[START]

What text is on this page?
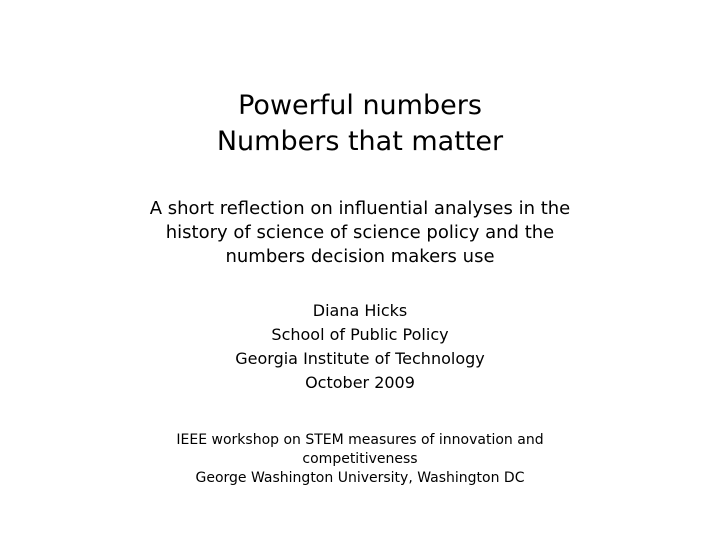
Powerful numbers
Numbers that matter
A short reflection on influential analyses in the
history of science of science policy and the
numbers decision makers use
Diana Hicks
School of Public Policy
Georgia Institute of Technology
October 2009
IEEE workshop on STEM measures of innovation and
competitiveness
George Washington University, Washington DC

[END]

Leave out the pictures and reproduce the rest of the listing exactly.

Full response |
What text is on this page?
Powerful numbers
Numbers that matter
A short reflection on influential analyses in the
history of science of science policy and the
numbers decision makers use
Diana Hicks
School of Public Policy
Georgia Institute of Technology
October 2009
IEEE workshop on STEM measures of innovation and
competitiveness
George Washington University, Washington DC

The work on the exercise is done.